* [TASK PROMPT]: Each entry here needs to be set down again exactly, please; pictures are left out.

* [DATA LISTING]:
=======

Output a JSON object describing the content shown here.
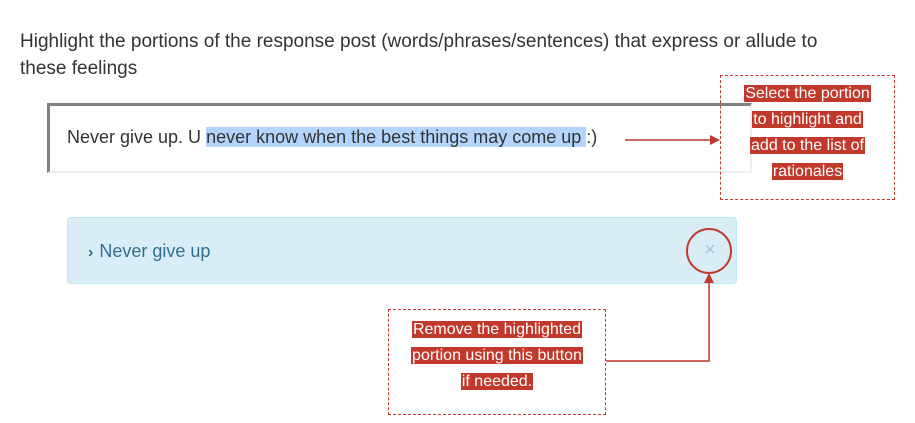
{
  "instruction": "Highlight the portions of the response post (words/phrases/sentences) that express or allude to these feelings",
  "post": {
    "text_before": "Never give up. U ",
    "highlighted": "never know when the best things may come up ",
    "text_after": ":)"
  },
  "rationales": [
    {
      "chevron": "›",
      "label": "Never give up",
      "remove_symbol": "×"
    }
  ],
  "callouts": {
    "select": {
      "lines": [
        "Select the portion",
        "to highlight and",
        "add to the list of",
        "rationales"
      ]
    },
    "remove": {
      "lines": [
        "Remove the highlighted",
        "portion using this button",
        "if needed."
      ]
    }
  },
  "colors": {
    "highlight": "#b3d4fc",
    "annotation": "#c0392b",
    "rationale_bg": "#d9edf7",
    "rationale_text": "#31708f"
  },
  "icons": {
    "rationale_toggle": "chevron-right-icon",
    "remove": "close-icon"
  }
}
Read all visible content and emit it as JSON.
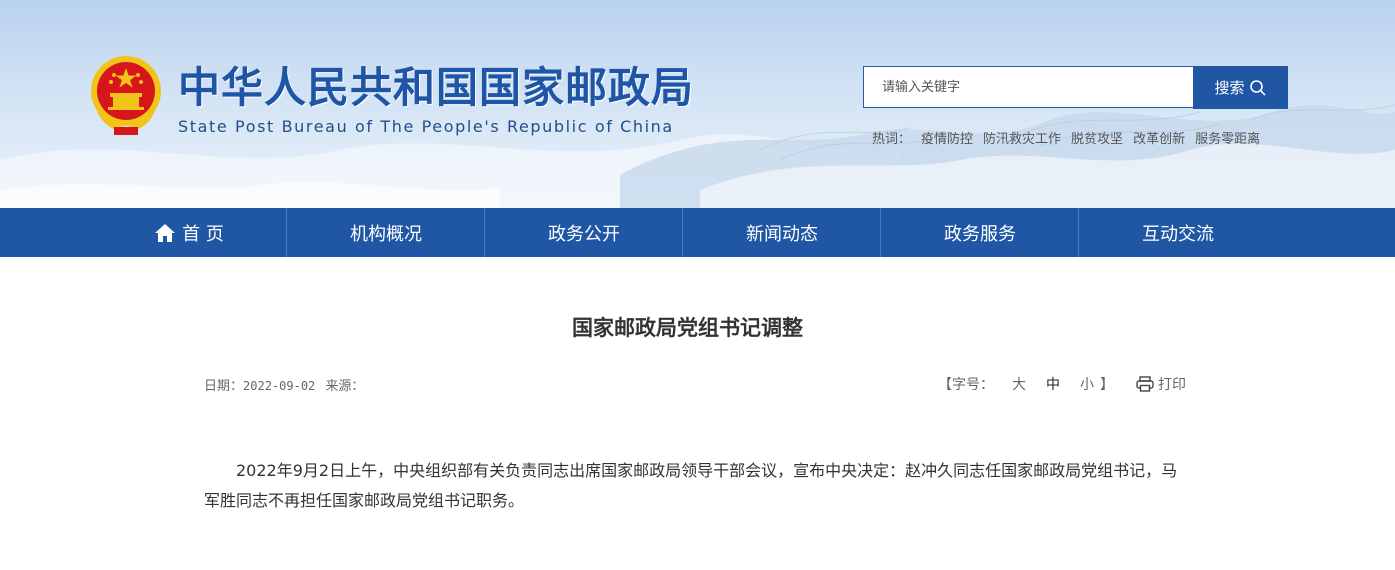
{
  "header": {
    "site_title": "中华人民共和国国家邮政局",
    "site_subtitle": "State Post Bureau of The People's Republic of China",
    "search": {
      "placeholder": "请输入关键字",
      "button_label": "搜索"
    },
    "hot_words": {
      "label": "热词：",
      "items": [
        "疫情防控",
        "防汛救灾工作",
        "脱贫攻坚",
        "改革创新",
        "服务零距离"
      ]
    }
  },
  "nav": {
    "items": [
      {
        "label": "首 页",
        "icon": "home-icon"
      },
      {
        "label": "机构概况"
      },
      {
        "label": "政务公开"
      },
      {
        "label": "新闻动态"
      },
      {
        "label": "政务服务"
      },
      {
        "label": "互动交流"
      }
    ]
  },
  "article": {
    "title": "国家邮政局党组书记调整",
    "date_label": "日期：",
    "date": "2022-09-02",
    "source_label": "来源：",
    "font_size": {
      "prefix": "【字号：",
      "large": "大",
      "medium": "中",
      "small": "小",
      "suffix": "】",
      "selected": "中"
    },
    "print_label": "打印",
    "body": "2022年9月2日上午，中央组织部有关负责同志出席国家邮政局领导干部会议，宣布中央决定：赵冲久同志任国家邮政局党组书记，马军胜同志不再担任国家邮政局党组书记职务。"
  },
  "colors": {
    "nav_bg": "#1f57a5",
    "title_blue": "#1e55a6",
    "emblem_red": "#d7161c",
    "emblem_gold": "#f0c419"
  }
}
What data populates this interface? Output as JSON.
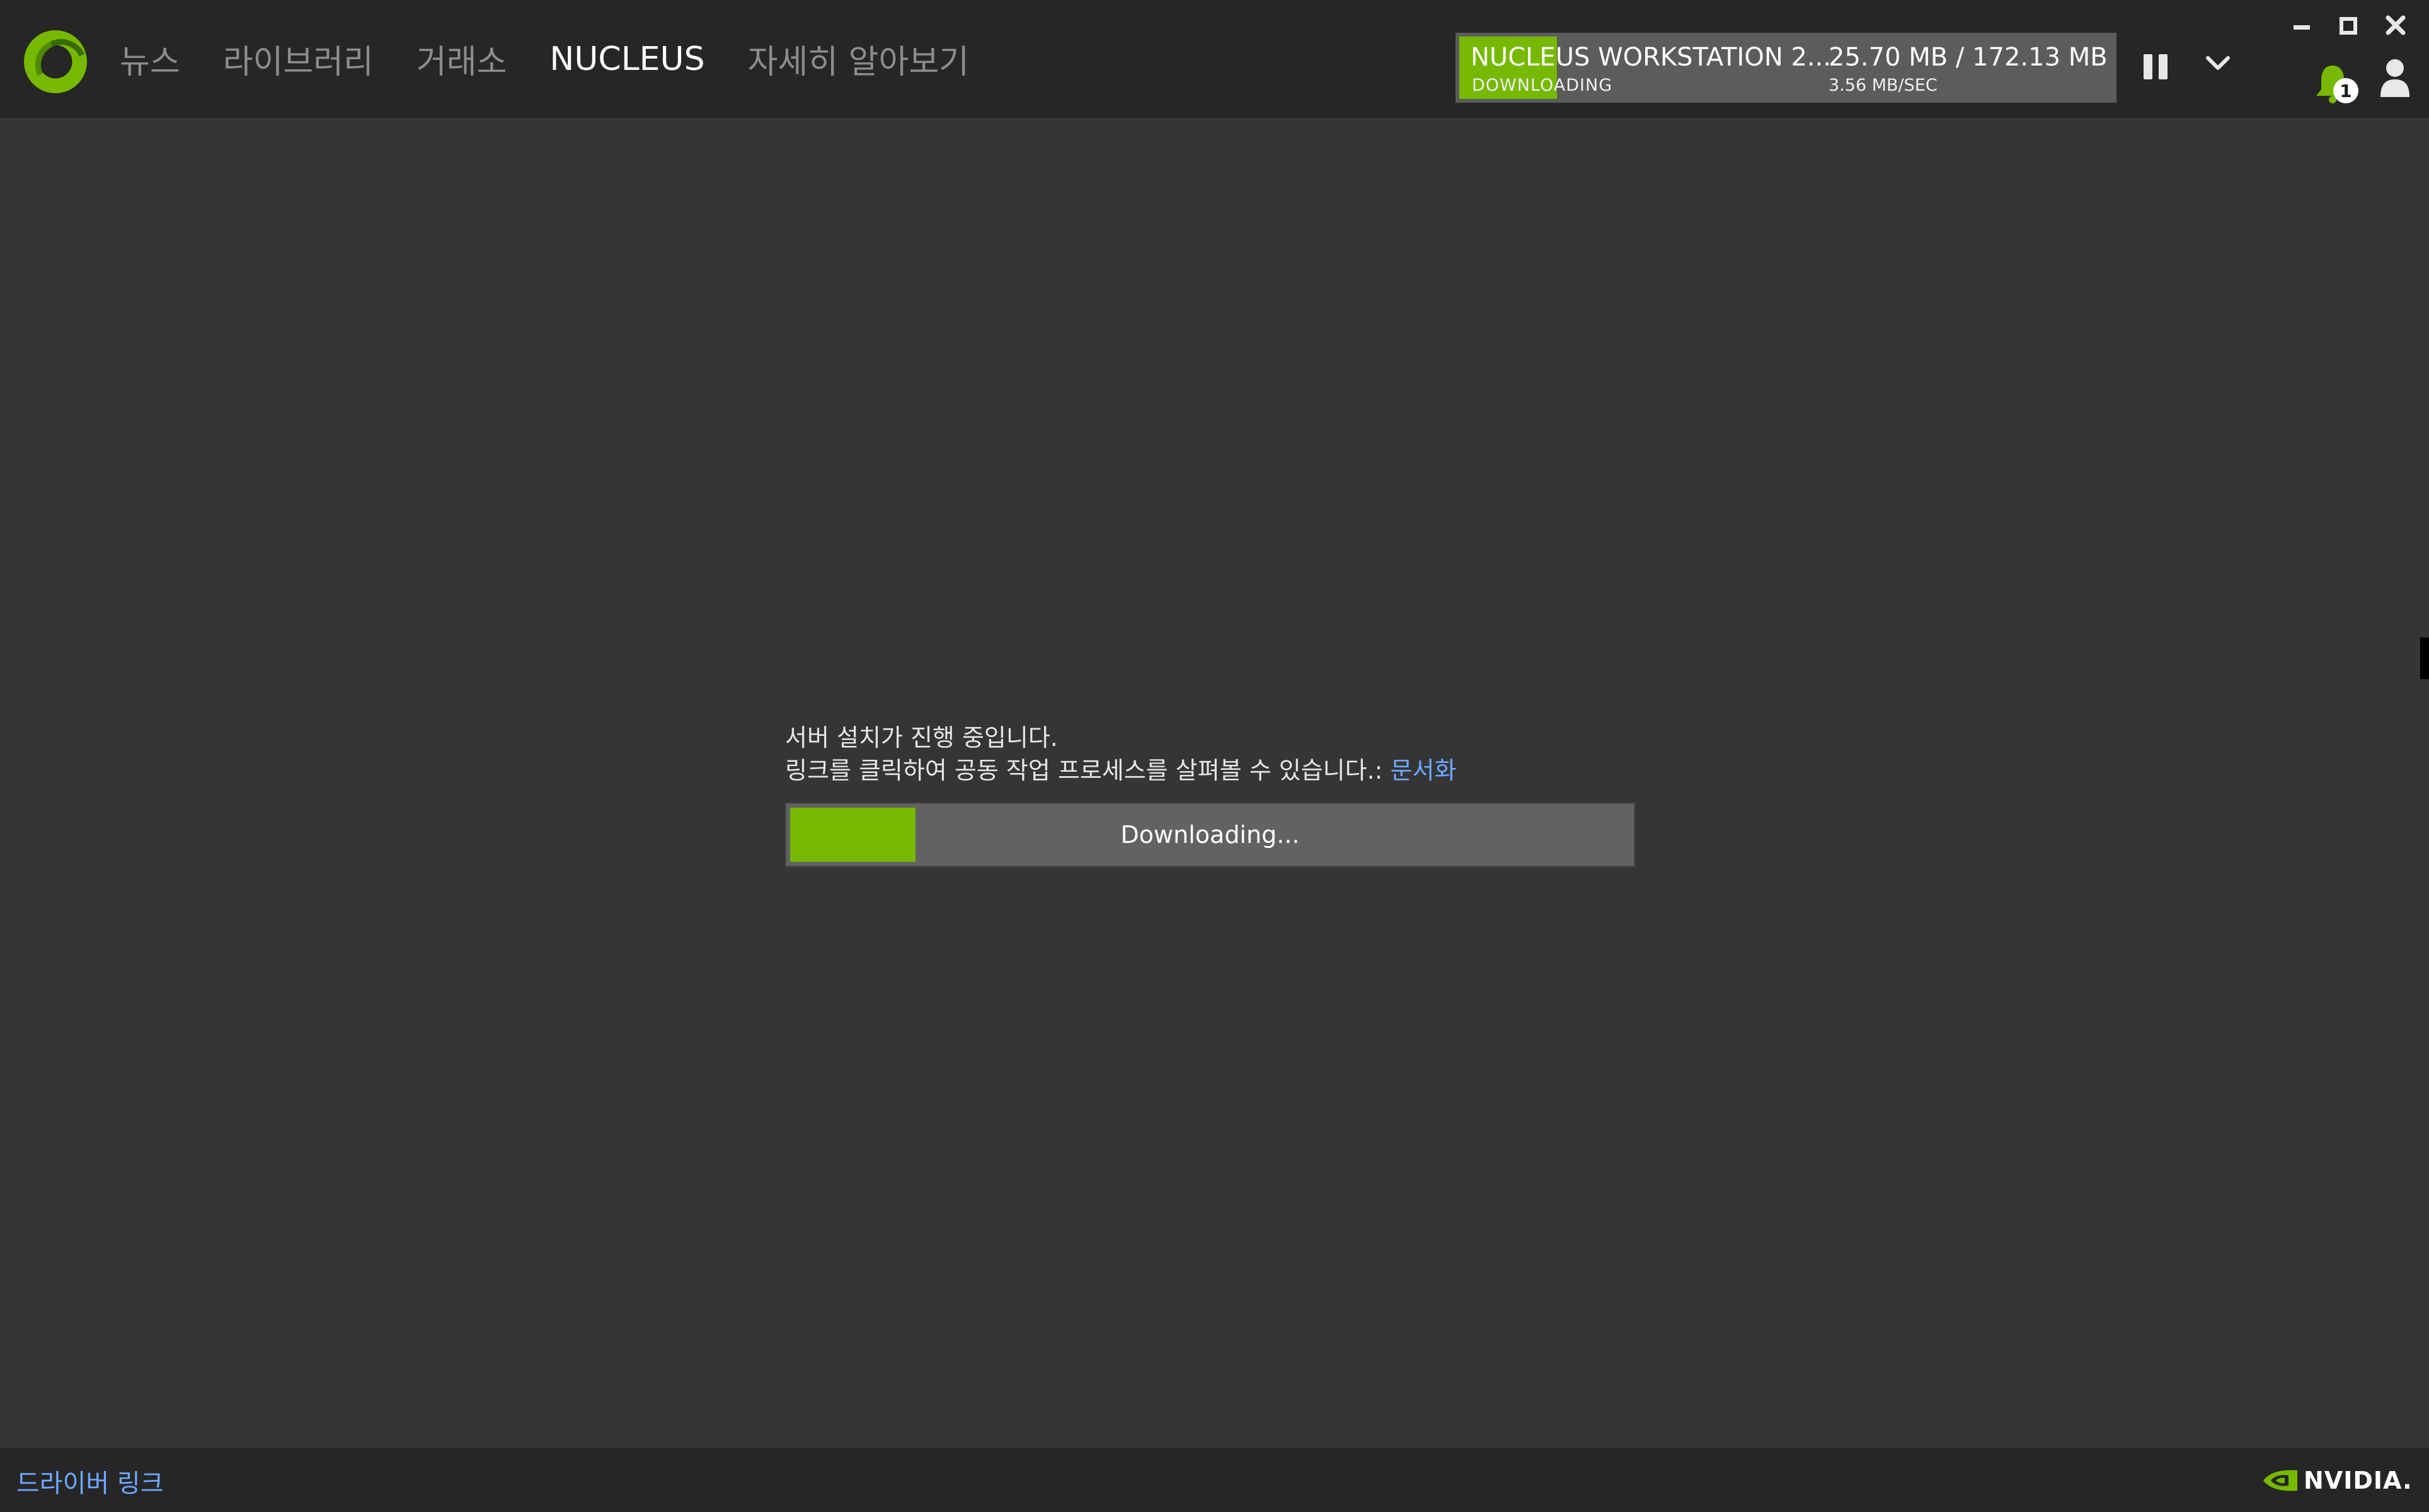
{
  "nav": {
    "items": [
      {
        "label": "뉴스",
        "active": false
      },
      {
        "label": "라이브러리",
        "active": false
      },
      {
        "label": "거래소",
        "active": false
      },
      {
        "label": "NUCLEUS",
        "active": true
      },
      {
        "label": "자세히 알아보기",
        "active": false
      }
    ]
  },
  "download": {
    "name": "NUCLEUS WORKSTATION 2...",
    "status": "DOWNLOADING",
    "size": "25.70 MB / 172.13 MB",
    "speed": "3.56 MB/SEC",
    "progress": 0.149
  },
  "notifications": {
    "count": "1"
  },
  "main": {
    "line1": "서버 설치가 진행 중입니다.",
    "line2": "링크를 클릭하여 공동 작업 프로세스를 살펴볼 수 있습니다.: ",
    "doc_link": "문서화",
    "progress_label": "Downloading...",
    "progress": 0.149
  },
  "footer": {
    "driver_link": "드라이버 링크",
    "brand": "NVIDIA."
  },
  "colors": {
    "accent": "#76b900",
    "link": "#6ea8ff",
    "topbar": "#262626",
    "background": "#353535"
  }
}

=======

* [RESPONSE BELOW]:
Output a JSON object describing the content shown here.
{
  "instruction": "Highlight the portions of the response post (words/phrases/sentences) that express or allude to these feelings",
  "post": {
    "text_before": "Never give up. U ",
    "highlighted": "never know when the best things may come up ",
    "text_after": ":)"
  },
  "rationales": [
    {
      "chevron": "›",
      "label": "Never give up",
      "remove_symbol": "×"
    }
  ],
  "callouts": {
    "select": {
      "lines": [
        "Select the portion",
        "to highlight and",
        "add to the list of",
        "rationales"
      ]
    },
    "remove": {
      "lines": [
        "Remove the highlighted",
        "portion using this button",
        "if needed."
      ]
    }
  },
  "colors": {
    "highlight": "#b3d4fc",
    "annotation": "#c0392b",
    "rationale_bg": "#d9edf7",
    "rationale_text": "#31708f"
  },
  "icons": {
    "rationale_toggle": "chevron-right-icon",
    "remove": "close-icon"
  }
}
Read all visible content and emit it as JSON.
{
  "header": {
    "site_title": "中华人民共和国国家邮政局",
    "site_subtitle": "State Post Bureau of The People's Republic of China",
    "search": {
      "placeholder": "请输入关键字",
      "button_label": "搜索"
    },
    "hot_words": {
      "label": "热词：",
      "items": [
        "疫情防控",
        "防汛救灾工作",
        "脱贫攻坚",
        "改革创新",
        "服务零距离"
      ]
    }
  },
  "nav": {
    "items": [
      {
        "label": "首 页",
        "icon": "home-icon"
      },
      {
        "label": "机构概况"
      },
      {
        "label": "政务公开"
      },
      {
        "label": "新闻动态"
      },
      {
        "label": "政务服务"
      },
      {
        "label": "互动交流"
      }
    ]
  },
  "article": {
    "title": "国家邮政局党组书记调整",
    "date_label": "日期：",
    "date": "2022-09-02",
    "source_label": "来源：",
    "font_size": {
      "prefix": "【字号：",
      "large": "大",
      "medium": "中",
      "small": "小",
      "suffix": "】",
      "selected": "中"
    },
    "print_label": "打印",
    "body": "2022年9月2日上午，中央组织部有关负责同志出席国家邮政局领导干部会议，宣布中央决定：赵冲久同志任国家邮政局党组书记，马军胜同志不再担任国家邮政局党组书记职务。"
  },
  "colors": {
    "nav_bg": "#1f57a5",
    "title_blue": "#1e55a6",
    "emblem_red": "#d7161c",
    "emblem_gold": "#f0c419"
  }
}
What data populates this interface? Output as JSON.
{
  "nav": {
    "items": [
      {
        "label": "뉴스",
        "active": false
      },
      {
        "label": "라이브러리",
        "active": false
      },
      {
        "label": "거래소",
        "active": false
      },
      {
        "label": "NUCLEUS",
        "active": true
      },
      {
        "label": "자세히 알아보기",
        "active": false
      }
    ]
  },
  "download": {
    "name": "NUCLEUS WORKSTATION 2...",
    "status": "DOWNLOADING",
    "size": "25.70 MB / 172.13 MB",
    "speed": "3.56 MB/SEC",
    "progress": 0.149
  },
  "notifications": {
    "count": "1"
  },
  "main": {
    "line1": "서버 설치가 진행 중입니다.",
    "line2": "링크를 클릭하여 공동 작업 프로세스를 살펴볼 수 있습니다.: ",
    "doc_link": "문서화",
    "progress_label": "Downloading...",
    "progress": 0.149
  },
  "footer": {
    "driver_link": "드라이버 링크",
    "brand": "NVIDIA."
  },
  "colors": {
    "accent": "#76b900",
    "link": "#6ea8ff",
    "topbar": "#262626",
    "background": "#353535"
  }
}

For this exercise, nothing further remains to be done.